── Selection ──

The Dysfunctional-Palooza Obnoxious Masshole BS Thread

Homebrew Talk - Beer, Wine, Mead, & Cider Brewing Discussion Forum

Help Support Homebrew Talk - Beer, Wine, Mead, & Cider Brewing Discussion Forum:

This site may earn a commission from merchant affiliate links, including eBay, Amazon, and others.
What was with the missed FGs yesterday? I was watching on a crap Sat feed but it didn't look that wet/windy
 
What makes this an especially brilliant idea is that the bedrock is about eighteen inches below the surface at Paulie's house. Hence, it's protrusion into his neighbor's basement and Paulie's inability to set the support posts for his shed below the frost line.

We should set a betting line for what gets taken out when the flagpole topples over - Paulie's new bathroom, the neighbor's house, that lady's car that Will ran into, or does he just take out power for half of Stoughton? Maybe it'll just take out the boat!
 
What makes this an especially brilliant idea is that the bedrock is about eighteen inches below the surface at Paulie's house. Hence, it's protrusion into his neighbor's basement and Paulie's inability to set the support posts for his shed below the frost line.

We should set a betting line for what gets taken out when the flagpole topples over - Paulie's new bathroom, the neighbor's house, that lady's car that Will ran into, or does he just take out power for half of Stoughton? Maybe it'll just take out the boat!

Or the pizza oven.

Wait, that collapsed on its own, right?
 
Yeah.... but just think what a BURN it is for Kaepernick! Dude’s probably hiding in his house, too afraid to come out. All his friends are all, “daaaaaaamn. That guy in Stoughton LIT..... YOU....UP!!! “
 
What makes this an especially brilliant idea is that the bedrock is about eighteen inches below the surface at Paulie's house. Hence, it's protrusion into his neighbor's basement and Paulie's inability to set the support posts for his shed below the frost line.

We should set a betting line for what gets taken out when the flagpole topples over - Paulie's new bathroom, the neighbor's house, that lady's car that Will ran into, or does he just take out power for half of Stoughton? Maybe it'll just take out the boat!

The dead hookers are in the way.
 
“Yeah... I’m not gonna let that punk Kaepernick disrespect the country I almost gave my life for.

I remember it like it was yesterday. The year was 1987 and we were off the coast of Key West on a marathon run to the Bahamas. That’s when we ran into almost 3 foot white caps. Poor Johnson was just a KID. A KID damn it... when he dropped his sunblock overboard. The afternoon sun just came at us from everywhere! Johnson never stood a chance damn it!!! Kid had... kind of... this... little sunburn right...on the bridge of his nose. DAMN YOU SPF 50!!!!! DAMN YOU STRAIGHT TO HELLLLLLL!!!

Me?? Don’t worry about me. I danced with the Devil many a’ time out on the seas while serving my country. 1986... “Top Gun” came out and told the story I wasn’t ALLOWED to tell. They were fighter pilots and I hung out on a Coast Guard boat but DAMN IT!! We BOTH played a shtiload of beach volleyball!!! The sand! Good Lord the sand!!! It was everywhere!!!

So Mr Kaepernick... wherever you are... you can kiss my azz! Cuz these colors don’t run!!

───
── Given entries ──

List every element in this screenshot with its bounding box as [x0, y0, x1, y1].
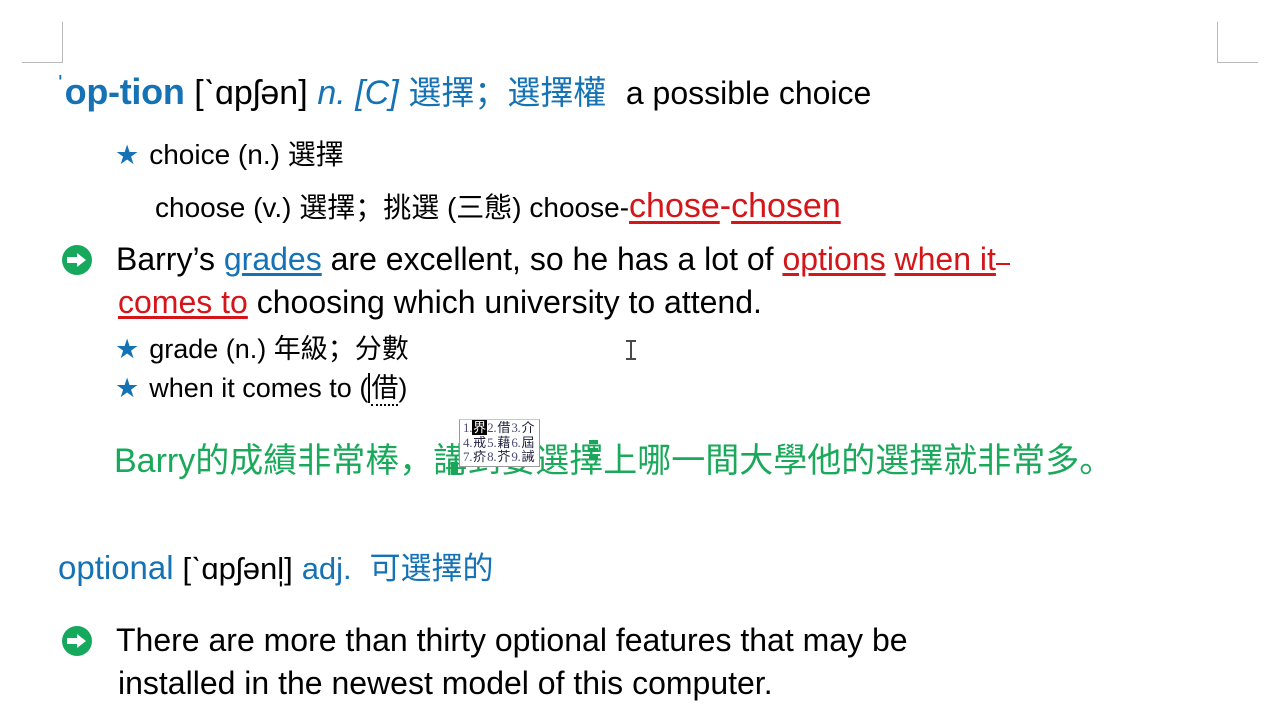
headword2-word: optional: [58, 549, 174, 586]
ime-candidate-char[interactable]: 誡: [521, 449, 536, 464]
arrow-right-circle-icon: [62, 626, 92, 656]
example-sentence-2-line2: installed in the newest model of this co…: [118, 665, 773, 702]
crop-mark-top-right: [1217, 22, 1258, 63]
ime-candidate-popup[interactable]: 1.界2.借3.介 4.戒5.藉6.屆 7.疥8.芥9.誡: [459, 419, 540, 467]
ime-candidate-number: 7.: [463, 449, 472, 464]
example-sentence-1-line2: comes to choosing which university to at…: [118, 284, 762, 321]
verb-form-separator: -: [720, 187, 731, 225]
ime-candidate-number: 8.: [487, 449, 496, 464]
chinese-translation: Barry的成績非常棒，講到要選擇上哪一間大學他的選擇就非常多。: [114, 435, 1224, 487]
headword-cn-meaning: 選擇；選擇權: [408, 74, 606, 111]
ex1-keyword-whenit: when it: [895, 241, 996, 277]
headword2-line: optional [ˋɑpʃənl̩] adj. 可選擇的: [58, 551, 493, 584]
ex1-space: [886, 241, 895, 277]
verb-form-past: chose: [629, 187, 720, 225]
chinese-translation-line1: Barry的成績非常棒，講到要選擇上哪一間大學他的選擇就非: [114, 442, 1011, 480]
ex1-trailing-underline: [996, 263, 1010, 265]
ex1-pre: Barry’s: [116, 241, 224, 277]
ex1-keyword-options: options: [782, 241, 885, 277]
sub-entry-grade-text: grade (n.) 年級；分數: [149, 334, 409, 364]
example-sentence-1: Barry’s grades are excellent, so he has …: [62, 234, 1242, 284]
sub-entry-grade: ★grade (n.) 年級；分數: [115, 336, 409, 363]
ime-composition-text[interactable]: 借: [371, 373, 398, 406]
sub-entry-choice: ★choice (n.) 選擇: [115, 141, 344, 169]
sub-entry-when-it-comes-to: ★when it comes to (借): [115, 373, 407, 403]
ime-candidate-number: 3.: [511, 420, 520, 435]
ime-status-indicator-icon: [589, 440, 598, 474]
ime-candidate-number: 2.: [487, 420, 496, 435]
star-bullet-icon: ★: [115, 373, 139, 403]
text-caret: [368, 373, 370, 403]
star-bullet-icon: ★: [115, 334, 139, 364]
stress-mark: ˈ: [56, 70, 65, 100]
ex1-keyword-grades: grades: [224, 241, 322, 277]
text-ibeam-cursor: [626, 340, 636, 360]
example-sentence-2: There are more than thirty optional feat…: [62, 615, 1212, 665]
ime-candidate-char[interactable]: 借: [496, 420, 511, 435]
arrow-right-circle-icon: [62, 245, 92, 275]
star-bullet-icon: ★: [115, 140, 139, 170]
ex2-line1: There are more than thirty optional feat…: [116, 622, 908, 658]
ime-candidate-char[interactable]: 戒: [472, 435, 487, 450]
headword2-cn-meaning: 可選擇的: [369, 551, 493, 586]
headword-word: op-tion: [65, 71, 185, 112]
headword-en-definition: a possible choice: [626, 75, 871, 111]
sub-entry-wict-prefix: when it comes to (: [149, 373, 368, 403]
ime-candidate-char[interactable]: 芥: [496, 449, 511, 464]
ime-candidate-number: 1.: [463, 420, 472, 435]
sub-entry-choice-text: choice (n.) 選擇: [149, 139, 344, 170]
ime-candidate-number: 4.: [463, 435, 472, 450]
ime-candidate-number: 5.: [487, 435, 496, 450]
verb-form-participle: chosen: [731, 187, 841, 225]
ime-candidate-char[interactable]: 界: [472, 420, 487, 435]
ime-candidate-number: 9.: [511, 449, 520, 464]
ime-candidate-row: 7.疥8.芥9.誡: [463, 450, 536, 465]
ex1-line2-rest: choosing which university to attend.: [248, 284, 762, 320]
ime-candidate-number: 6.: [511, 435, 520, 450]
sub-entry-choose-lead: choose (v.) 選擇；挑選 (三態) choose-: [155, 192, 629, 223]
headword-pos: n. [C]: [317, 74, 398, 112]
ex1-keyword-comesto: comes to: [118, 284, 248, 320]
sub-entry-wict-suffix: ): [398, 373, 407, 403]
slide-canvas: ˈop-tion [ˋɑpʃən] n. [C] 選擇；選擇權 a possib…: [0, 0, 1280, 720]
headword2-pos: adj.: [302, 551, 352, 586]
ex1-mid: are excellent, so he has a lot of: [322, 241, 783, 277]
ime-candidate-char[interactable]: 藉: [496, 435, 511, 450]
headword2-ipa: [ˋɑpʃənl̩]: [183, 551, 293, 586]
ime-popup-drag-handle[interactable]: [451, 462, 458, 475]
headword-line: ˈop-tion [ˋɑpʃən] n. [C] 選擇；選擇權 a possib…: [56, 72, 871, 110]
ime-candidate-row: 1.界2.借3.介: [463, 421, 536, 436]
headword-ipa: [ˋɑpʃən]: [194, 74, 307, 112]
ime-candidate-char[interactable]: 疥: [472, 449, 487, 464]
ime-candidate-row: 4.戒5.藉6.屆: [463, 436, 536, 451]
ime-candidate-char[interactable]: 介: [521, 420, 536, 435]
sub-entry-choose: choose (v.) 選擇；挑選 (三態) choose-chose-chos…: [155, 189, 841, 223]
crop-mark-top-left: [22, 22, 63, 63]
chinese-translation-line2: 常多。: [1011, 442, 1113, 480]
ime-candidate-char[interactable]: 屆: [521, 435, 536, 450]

───
── Given entries ──

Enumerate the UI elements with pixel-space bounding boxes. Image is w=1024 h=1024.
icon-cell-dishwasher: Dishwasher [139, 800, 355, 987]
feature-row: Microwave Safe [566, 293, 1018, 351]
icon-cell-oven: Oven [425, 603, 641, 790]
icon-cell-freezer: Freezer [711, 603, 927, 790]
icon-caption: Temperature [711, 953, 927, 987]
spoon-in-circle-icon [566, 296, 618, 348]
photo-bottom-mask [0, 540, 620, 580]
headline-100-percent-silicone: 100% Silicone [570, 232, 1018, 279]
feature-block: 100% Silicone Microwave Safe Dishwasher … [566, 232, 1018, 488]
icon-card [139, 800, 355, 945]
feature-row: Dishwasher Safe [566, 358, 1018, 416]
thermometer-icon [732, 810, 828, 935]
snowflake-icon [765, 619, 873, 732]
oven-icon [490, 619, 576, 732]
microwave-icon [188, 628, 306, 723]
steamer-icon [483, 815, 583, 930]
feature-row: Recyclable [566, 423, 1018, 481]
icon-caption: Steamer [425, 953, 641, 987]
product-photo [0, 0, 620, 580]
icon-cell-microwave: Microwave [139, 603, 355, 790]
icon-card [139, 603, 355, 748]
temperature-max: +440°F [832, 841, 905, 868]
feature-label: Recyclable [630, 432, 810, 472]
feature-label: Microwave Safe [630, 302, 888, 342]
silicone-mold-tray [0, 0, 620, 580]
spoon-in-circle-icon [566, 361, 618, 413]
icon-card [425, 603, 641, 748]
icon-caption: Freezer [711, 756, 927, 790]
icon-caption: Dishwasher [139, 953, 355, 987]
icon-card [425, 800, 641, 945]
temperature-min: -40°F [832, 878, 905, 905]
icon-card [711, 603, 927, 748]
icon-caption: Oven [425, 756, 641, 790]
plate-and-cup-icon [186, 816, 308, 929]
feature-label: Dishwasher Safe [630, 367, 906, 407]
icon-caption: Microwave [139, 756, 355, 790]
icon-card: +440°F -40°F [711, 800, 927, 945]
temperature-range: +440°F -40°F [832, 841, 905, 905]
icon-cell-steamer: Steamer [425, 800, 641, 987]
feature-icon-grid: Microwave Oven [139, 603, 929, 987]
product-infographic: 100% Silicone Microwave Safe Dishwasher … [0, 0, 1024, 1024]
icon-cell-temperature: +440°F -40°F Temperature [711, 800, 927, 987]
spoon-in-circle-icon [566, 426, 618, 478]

───
── Given entries ──

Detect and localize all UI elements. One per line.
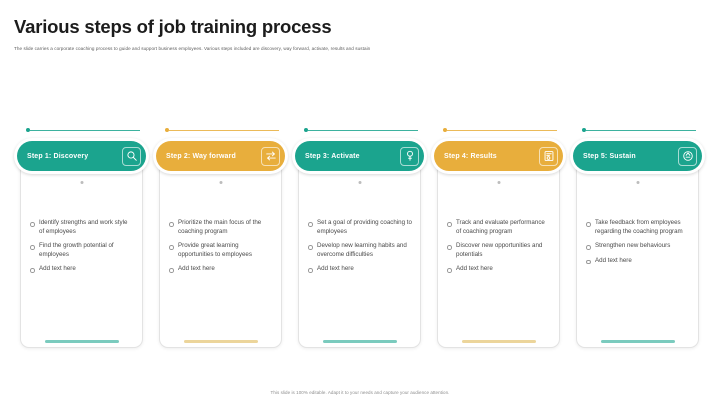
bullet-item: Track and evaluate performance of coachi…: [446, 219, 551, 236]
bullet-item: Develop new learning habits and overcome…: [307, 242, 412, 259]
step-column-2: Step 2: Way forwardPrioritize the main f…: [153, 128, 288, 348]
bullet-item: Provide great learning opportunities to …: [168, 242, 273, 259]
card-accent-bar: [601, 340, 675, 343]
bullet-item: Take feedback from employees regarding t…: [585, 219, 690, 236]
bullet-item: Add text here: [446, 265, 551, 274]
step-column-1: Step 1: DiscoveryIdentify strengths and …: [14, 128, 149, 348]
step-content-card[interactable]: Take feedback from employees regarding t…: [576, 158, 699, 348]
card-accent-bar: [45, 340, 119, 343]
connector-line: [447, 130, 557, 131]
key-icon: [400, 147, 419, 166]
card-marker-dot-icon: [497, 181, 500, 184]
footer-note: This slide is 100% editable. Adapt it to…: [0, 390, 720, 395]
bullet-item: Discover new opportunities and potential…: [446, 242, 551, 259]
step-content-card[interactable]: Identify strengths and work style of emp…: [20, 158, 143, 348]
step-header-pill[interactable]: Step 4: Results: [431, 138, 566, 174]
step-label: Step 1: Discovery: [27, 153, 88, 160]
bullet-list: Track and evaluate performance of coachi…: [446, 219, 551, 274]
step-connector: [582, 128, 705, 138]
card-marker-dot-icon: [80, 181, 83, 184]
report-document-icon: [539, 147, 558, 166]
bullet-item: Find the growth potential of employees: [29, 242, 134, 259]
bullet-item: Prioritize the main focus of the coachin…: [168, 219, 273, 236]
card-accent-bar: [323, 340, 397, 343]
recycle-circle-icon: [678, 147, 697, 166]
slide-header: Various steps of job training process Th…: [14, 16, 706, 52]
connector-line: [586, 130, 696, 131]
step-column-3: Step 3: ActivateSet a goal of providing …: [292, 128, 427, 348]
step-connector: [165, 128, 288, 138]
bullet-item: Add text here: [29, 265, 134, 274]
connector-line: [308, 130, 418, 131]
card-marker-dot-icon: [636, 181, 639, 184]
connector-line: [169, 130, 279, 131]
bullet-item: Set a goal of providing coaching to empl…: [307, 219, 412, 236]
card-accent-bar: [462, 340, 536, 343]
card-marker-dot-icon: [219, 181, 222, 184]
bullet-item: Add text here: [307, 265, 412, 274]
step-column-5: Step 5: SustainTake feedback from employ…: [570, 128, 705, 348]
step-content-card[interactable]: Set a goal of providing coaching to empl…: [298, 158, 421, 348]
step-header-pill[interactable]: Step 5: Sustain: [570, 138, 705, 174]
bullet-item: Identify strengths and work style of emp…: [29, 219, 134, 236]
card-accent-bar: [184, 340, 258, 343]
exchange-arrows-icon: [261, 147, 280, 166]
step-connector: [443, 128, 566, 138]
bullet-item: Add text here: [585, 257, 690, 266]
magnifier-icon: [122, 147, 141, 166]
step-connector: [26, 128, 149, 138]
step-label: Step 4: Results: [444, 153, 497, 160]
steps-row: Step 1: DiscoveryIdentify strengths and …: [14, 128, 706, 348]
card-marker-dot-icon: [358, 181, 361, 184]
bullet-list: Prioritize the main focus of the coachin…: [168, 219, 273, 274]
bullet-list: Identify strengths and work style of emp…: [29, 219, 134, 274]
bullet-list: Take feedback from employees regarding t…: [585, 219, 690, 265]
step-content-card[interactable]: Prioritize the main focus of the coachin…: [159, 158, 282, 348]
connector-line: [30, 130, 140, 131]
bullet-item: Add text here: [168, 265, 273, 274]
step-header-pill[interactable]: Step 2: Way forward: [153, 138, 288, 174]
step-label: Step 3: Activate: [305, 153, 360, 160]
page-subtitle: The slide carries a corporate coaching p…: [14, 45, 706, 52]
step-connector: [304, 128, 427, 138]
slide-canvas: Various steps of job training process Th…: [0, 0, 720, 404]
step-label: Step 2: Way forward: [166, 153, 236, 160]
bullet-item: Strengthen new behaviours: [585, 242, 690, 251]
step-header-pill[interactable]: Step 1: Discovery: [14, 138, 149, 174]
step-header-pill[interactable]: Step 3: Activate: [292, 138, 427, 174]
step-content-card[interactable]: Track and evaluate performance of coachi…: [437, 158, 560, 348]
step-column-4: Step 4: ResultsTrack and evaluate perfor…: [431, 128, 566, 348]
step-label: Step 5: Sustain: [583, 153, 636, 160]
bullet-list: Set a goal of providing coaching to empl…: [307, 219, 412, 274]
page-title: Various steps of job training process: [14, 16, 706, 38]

───

- [Tasks to carry out]
1. Retype the passage of the forum thread between "I remember it" and "STRAIGHT TO HELLLLLLL!!!", inclusive.
2. In the forum thread, how far below the surface is the bedrock at Paulie's house?

- [Results of the tasks]
1.
I remember it like it was yesterday. The year was 1987 and we were off the coast of Key West on a marathon run to the Bahamas. That’s when we ran into almost 3 foot white caps. Poor Johnson was just a KID. A KID damn it... when he dropped his sunblock overboard. The afternoon sun just came at us from everywhere! Johnson never stood a chance damn it!!! Kid had... kind of... this... little sunburn right...on the bridge of his nose. DAMN YOU SPF 50!!!!! DAMN YOU STRAIGHT TO HELLLLLLL!!!

2. About eighteen inches.